> **Task prompt**
Return the listing below unchanged, minus its pictures.

^^^^^^^^^^^^^^^^

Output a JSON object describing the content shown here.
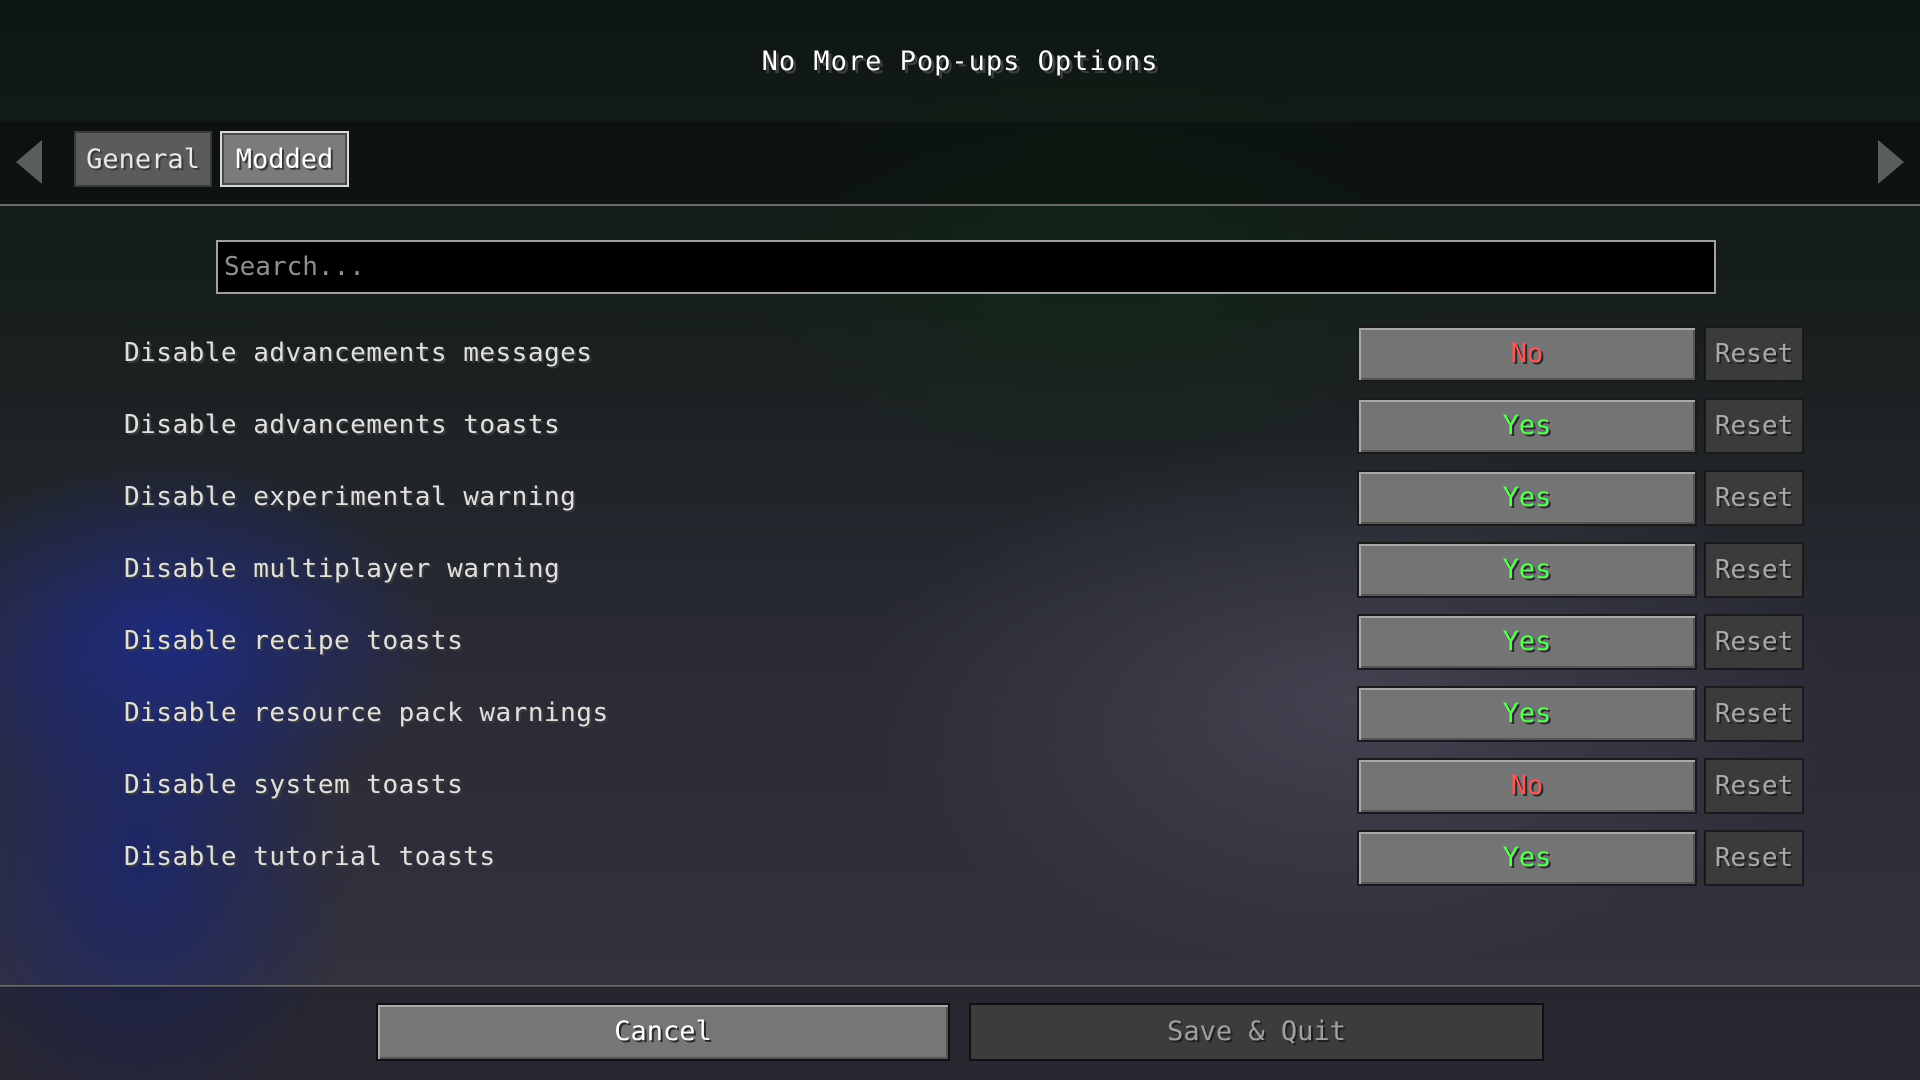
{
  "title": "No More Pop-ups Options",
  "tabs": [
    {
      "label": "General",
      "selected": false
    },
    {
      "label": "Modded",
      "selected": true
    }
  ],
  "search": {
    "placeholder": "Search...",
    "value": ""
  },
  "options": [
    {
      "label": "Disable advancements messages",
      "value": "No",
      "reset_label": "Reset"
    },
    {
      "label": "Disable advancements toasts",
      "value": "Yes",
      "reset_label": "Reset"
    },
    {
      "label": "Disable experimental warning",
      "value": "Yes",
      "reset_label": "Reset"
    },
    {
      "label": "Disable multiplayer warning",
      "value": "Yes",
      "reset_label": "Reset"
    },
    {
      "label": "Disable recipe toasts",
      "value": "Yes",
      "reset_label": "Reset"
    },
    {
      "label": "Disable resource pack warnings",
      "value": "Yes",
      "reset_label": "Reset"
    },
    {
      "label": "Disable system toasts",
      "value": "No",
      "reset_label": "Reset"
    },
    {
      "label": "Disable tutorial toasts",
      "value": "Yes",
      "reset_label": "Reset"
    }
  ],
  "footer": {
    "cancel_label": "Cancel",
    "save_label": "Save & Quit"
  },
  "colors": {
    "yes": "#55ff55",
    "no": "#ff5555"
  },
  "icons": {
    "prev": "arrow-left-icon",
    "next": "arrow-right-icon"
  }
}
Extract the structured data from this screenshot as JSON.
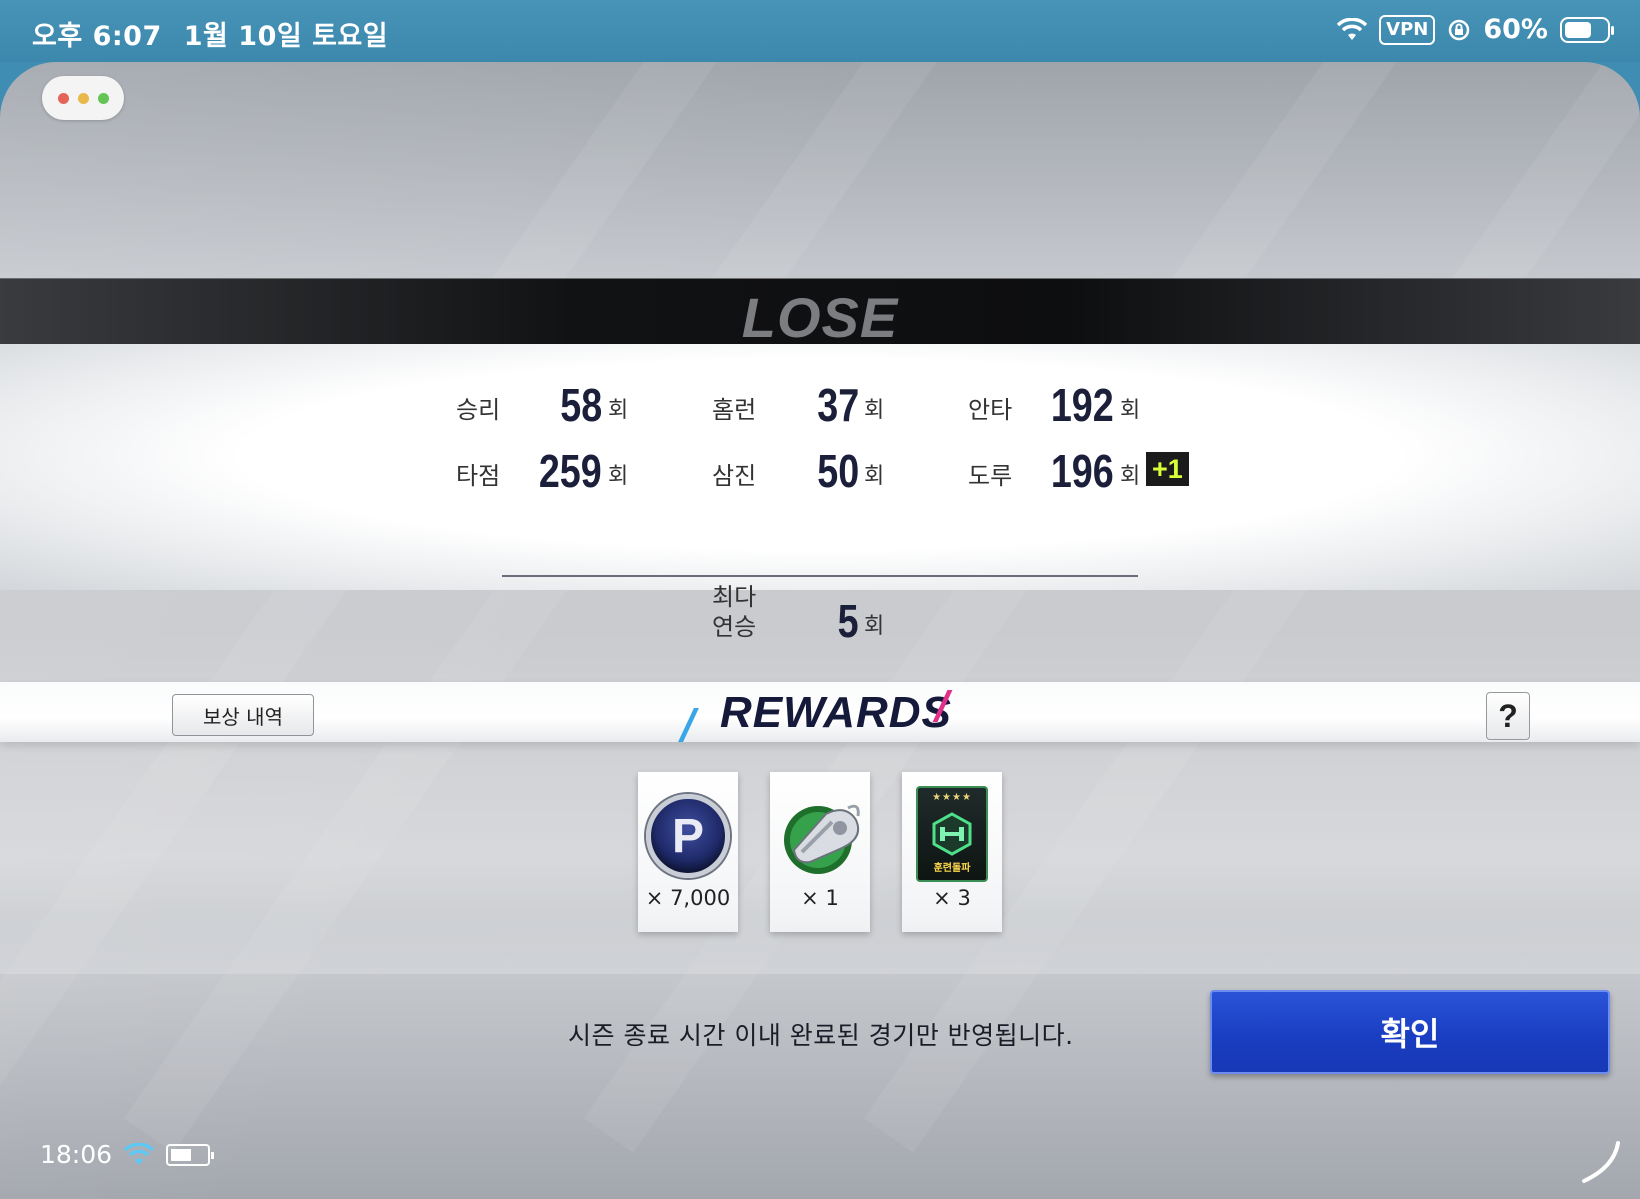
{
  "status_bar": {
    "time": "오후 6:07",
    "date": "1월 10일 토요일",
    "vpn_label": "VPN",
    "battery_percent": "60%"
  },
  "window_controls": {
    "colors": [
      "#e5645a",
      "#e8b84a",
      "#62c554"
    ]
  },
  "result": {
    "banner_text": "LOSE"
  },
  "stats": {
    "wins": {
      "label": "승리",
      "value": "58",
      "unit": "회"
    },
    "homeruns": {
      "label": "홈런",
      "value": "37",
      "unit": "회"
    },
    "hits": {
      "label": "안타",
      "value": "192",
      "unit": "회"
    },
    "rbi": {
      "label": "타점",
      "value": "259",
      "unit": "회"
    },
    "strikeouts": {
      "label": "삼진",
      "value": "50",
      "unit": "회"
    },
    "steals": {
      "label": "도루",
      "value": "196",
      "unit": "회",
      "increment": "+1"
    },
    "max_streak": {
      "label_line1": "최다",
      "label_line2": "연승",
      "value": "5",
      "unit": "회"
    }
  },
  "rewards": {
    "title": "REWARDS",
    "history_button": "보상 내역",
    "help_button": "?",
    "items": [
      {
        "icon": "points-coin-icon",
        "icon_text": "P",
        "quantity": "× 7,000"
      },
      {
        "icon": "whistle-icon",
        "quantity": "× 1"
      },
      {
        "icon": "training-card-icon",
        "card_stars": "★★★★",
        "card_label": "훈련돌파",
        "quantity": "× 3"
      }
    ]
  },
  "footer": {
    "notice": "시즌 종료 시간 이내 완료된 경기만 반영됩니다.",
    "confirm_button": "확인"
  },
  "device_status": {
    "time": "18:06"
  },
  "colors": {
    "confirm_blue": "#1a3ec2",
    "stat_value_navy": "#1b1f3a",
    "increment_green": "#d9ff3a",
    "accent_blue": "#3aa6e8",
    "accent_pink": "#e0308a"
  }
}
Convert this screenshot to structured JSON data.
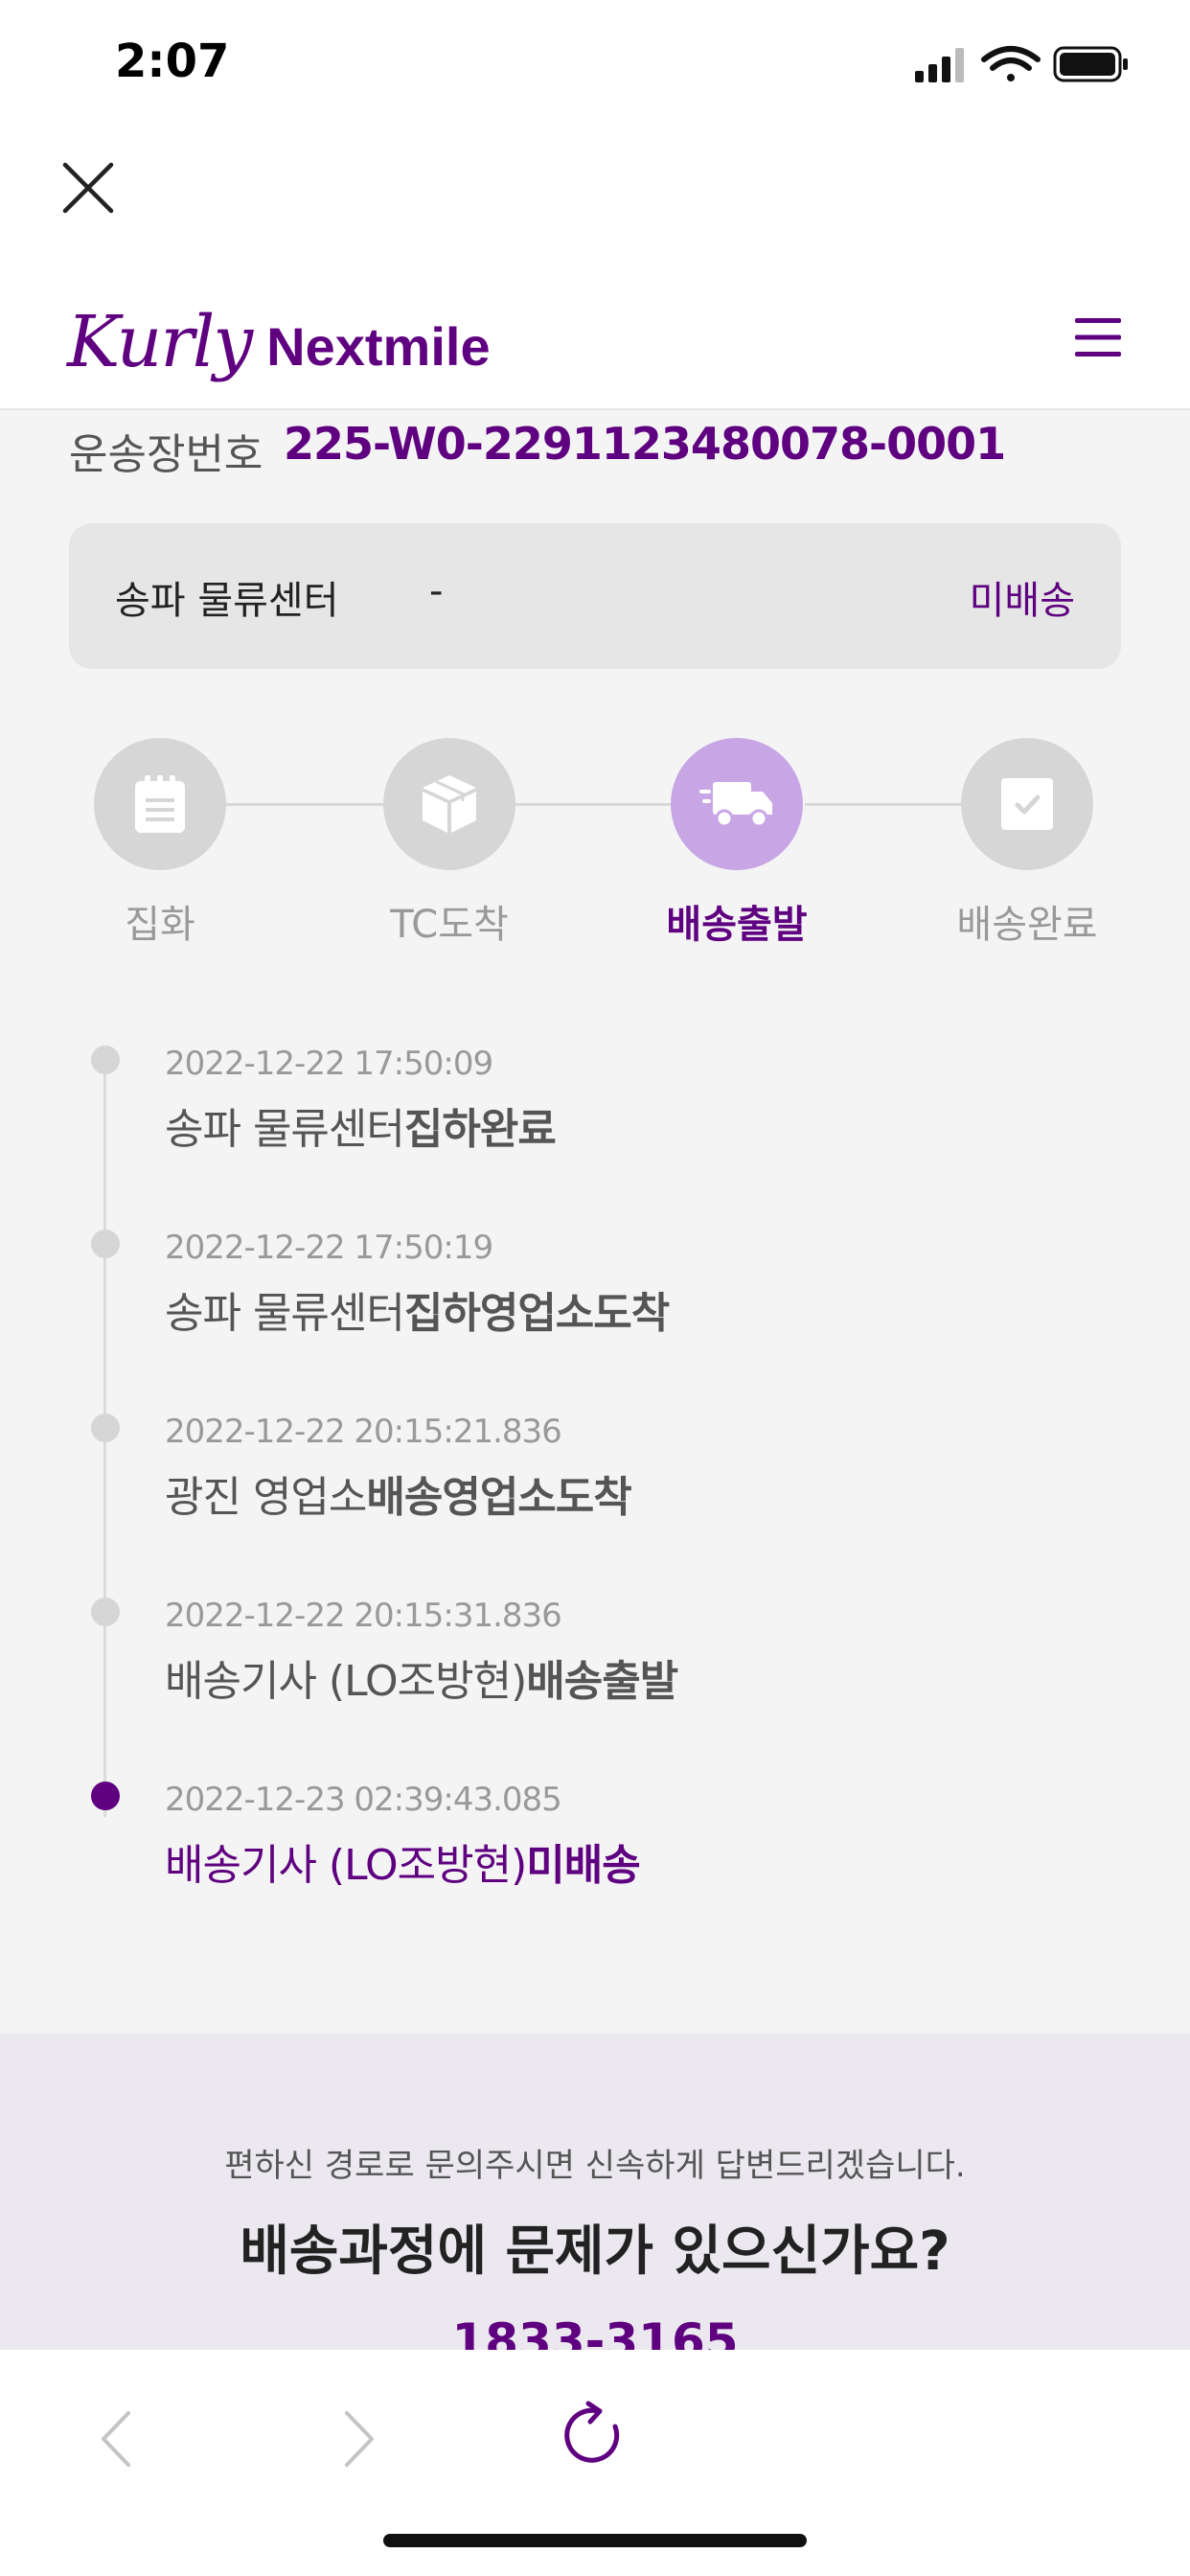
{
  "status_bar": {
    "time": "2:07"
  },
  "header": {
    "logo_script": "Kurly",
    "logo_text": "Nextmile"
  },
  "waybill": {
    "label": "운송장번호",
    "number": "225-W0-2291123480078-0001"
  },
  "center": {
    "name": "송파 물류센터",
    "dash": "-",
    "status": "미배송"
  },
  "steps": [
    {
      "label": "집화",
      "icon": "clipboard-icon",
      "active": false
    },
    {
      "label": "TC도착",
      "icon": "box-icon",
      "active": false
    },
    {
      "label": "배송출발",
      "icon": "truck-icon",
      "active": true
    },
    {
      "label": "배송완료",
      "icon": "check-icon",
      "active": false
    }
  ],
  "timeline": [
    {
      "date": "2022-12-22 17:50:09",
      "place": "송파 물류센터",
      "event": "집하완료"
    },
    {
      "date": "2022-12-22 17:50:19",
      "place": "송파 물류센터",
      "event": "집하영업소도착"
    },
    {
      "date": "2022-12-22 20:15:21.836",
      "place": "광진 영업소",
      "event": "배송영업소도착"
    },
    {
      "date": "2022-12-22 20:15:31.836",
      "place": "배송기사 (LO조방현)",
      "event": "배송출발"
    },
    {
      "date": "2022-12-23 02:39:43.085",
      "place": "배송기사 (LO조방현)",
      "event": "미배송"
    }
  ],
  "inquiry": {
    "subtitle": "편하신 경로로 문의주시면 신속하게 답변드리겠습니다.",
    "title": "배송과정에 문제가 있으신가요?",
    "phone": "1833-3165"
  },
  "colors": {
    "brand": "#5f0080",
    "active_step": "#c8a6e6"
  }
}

^^^^^^^^^^^^^^^^

> **Output for this task**
Output a JSON object describing the content shown here.
{
  "title": "No More Pop-ups Options",
  "tabs": [
    {
      "label": "General",
      "selected": false
    },
    {
      "label": "Modded",
      "selected": true
    }
  ],
  "search": {
    "placeholder": "Search...",
    "value": ""
  },
  "options": [
    {
      "label": "Disable advancements messages",
      "value": "No",
      "reset_label": "Reset"
    },
    {
      "label": "Disable advancements toasts",
      "value": "Yes",
      "reset_label": "Reset"
    },
    {
      "label": "Disable experimental warning",
      "value": "Yes",
      "reset_label": "Reset"
    },
    {
      "label": "Disable multiplayer warning",
      "value": "Yes",
      "reset_label": "Reset"
    },
    {
      "label": "Disable recipe toasts",
      "value": "Yes",
      "reset_label": "Reset"
    },
    {
      "label": "Disable resource pack warnings",
      "value": "Yes",
      "reset_label": "Reset"
    },
    {
      "label": "Disable system toasts",
      "value": "No",
      "reset_label": "Reset"
    },
    {
      "label": "Disable tutorial toasts",
      "value": "Yes",
      "reset_label": "Reset"
    }
  ],
  "footer": {
    "cancel_label": "Cancel",
    "save_label": "Save & Quit"
  },
  "colors": {
    "yes": "#55ff55",
    "no": "#ff5555"
  },
  "icons": {
    "prev": "arrow-left-icon",
    "next": "arrow-right-icon"
  }
}
Extract the structured data from this screenshot as JSON.
{
  "status_bar": {
    "time": "오후 6:07",
    "date": "1월 10일 토요일",
    "vpn_label": "VPN",
    "battery_percent": "60%"
  },
  "window_controls": {
    "colors": [
      "#e5645a",
      "#e8b84a",
      "#62c554"
    ]
  },
  "result": {
    "banner_text": "LOSE"
  },
  "stats": {
    "wins": {
      "label": "승리",
      "value": "58",
      "unit": "회"
    },
    "homeruns": {
      "label": "홈런",
      "value": "37",
      "unit": "회"
    },
    "hits": {
      "label": "안타",
      "value": "192",
      "unit": "회"
    },
    "rbi": {
      "label": "타점",
      "value": "259",
      "unit": "회"
    },
    "strikeouts": {
      "label": "삼진",
      "value": "50",
      "unit": "회"
    },
    "steals": {
      "label": "도루",
      "value": "196",
      "unit": "회",
      "increment": "+1"
    },
    "max_streak": {
      "label_line1": "최다",
      "label_line2": "연승",
      "value": "5",
      "unit": "회"
    }
  },
  "rewards": {
    "title": "REWARDS",
    "history_button": "보상 내역",
    "help_button": "?",
    "items": [
      {
        "icon": "points-coin-icon",
        "icon_text": "P",
        "quantity": "× 7,000"
      },
      {
        "icon": "whistle-icon",
        "quantity": "× 1"
      },
      {
        "icon": "training-card-icon",
        "card_stars": "★★★★",
        "card_label": "훈련돌파",
        "quantity": "× 3"
      }
    ]
  },
  "footer": {
    "notice": "시즌 종료 시간 이내 완료된 경기만 반영됩니다.",
    "confirm_button": "확인"
  },
  "device_status": {
    "time": "18:06"
  },
  "colors": {
    "confirm_blue": "#1a3ec2",
    "stat_value_navy": "#1b1f3a",
    "increment_green": "#d9ff3a",
    "accent_blue": "#3aa6e8",
    "accent_pink": "#e0308a"
  }
}
Convert this screenshot to structured JSON data.
{
  "status_bar": {
    "time": "2:07"
  },
  "header": {
    "logo_script": "Kurly",
    "logo_text": "Nextmile"
  },
  "waybill": {
    "label": "운송장번호",
    "number": "225-W0-2291123480078-0001"
  },
  "center": {
    "name": "송파 물류센터",
    "dash": "-",
    "status": "미배송"
  },
  "steps": [
    {
      "label": "집화",
      "icon": "clipboard-icon",
      "active": false
    },
    {
      "label": "TC도착",
      "icon": "box-icon",
      "active": false
    },
    {
      "label": "배송출발",
      "icon": "truck-icon",
      "active": true
    },
    {
      "label": "배송완료",
      "icon": "check-icon",
      "active": false
    }
  ],
  "timeline": [
    {
      "date": "2022-12-22 17:50:09",
      "place": "송파 물류센터",
      "event": "집하완료"
    },
    {
      "date": "2022-12-22 17:50:19",
      "place": "송파 물류센터",
      "event": "집하영업소도착"
    },
    {
      "date": "2022-12-22 20:15:21.836",
      "place": "광진 영업소",
      "event": "배송영업소도착"
    },
    {
      "date": "2022-12-22 20:15:31.836",
      "place": "배송기사 (LO조방현)",
      "event": "배송출발"
    },
    {
      "date": "2022-12-23 02:39:43.085",
      "place": "배송기사 (LO조방현)",
      "event": "미배송"
    }
  ],
  "inquiry": {
    "subtitle": "편하신 경로로 문의주시면 신속하게 답변드리겠습니다.",
    "title": "배송과정에 문제가 있으신가요?",
    "phone": "1833-3165"
  },
  "colors": {
    "brand": "#5f0080",
    "active_step": "#c8a6e6"
  }
}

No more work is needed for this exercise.